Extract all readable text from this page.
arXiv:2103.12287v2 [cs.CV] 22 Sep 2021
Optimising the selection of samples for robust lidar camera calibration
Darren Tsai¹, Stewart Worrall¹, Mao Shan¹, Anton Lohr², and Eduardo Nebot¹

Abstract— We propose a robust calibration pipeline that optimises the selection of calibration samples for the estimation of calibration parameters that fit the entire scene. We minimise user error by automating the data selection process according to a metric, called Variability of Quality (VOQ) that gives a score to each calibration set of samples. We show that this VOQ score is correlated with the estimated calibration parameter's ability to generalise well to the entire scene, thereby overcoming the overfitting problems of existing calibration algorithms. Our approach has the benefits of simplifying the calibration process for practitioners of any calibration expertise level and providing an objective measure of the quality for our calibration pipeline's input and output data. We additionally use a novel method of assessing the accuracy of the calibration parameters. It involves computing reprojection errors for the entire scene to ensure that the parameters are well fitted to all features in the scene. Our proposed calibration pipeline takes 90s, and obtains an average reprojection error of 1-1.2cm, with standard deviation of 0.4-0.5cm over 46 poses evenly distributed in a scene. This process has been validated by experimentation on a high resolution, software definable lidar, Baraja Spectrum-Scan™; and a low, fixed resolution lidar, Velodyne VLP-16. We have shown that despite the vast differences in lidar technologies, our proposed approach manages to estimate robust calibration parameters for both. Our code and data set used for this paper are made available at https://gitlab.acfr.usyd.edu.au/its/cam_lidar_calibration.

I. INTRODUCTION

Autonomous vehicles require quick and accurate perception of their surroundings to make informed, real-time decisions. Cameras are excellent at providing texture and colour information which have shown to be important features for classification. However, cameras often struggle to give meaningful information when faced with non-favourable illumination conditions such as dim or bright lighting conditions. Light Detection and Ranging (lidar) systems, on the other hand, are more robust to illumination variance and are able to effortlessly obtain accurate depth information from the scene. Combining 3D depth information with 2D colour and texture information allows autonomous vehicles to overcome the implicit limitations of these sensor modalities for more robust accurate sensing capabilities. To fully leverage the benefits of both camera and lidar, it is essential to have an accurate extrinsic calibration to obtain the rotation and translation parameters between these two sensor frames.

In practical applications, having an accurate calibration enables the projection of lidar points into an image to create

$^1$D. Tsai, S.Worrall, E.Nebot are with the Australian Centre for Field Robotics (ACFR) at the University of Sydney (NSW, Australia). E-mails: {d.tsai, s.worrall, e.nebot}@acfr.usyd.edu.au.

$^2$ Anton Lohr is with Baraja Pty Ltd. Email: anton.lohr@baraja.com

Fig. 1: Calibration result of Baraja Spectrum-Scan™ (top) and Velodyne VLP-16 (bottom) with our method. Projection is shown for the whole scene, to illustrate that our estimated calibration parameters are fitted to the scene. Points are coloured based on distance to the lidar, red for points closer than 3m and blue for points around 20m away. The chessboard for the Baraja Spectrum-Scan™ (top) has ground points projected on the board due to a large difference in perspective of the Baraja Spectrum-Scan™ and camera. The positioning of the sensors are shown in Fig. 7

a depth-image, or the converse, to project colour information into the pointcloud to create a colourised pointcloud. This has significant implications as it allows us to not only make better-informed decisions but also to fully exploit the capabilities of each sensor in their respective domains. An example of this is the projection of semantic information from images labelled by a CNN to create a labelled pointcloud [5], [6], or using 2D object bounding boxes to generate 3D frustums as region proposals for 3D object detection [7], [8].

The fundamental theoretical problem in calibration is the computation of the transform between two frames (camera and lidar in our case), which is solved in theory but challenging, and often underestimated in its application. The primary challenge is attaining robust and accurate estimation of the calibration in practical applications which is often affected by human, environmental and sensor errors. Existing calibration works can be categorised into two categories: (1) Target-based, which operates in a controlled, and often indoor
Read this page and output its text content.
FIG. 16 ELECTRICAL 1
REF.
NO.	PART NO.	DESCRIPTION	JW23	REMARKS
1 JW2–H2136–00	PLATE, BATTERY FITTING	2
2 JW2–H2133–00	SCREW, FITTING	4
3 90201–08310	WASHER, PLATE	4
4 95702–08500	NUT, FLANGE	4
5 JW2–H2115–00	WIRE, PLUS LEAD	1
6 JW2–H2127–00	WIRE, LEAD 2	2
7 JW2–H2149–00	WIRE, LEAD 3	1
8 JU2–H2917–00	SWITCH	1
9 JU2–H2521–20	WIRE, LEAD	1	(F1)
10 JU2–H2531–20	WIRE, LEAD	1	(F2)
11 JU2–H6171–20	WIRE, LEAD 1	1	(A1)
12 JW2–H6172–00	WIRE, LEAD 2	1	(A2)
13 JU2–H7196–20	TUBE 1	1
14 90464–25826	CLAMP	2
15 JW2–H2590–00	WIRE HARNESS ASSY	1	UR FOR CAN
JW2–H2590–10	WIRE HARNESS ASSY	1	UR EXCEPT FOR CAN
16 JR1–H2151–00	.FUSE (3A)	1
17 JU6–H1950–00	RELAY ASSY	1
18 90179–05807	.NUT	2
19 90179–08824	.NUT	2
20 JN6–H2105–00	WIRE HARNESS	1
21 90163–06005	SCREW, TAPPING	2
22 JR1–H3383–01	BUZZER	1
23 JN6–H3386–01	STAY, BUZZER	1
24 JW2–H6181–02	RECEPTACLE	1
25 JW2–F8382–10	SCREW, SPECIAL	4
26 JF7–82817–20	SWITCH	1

### GIVEN PROBLEM
Where a line contains "BUZZER", copy that line.

### EXERCISE RESULT
22 JR1–H3383–01	BUZZER	1
23 JN6–H3386–01	STAY, BUZZER	1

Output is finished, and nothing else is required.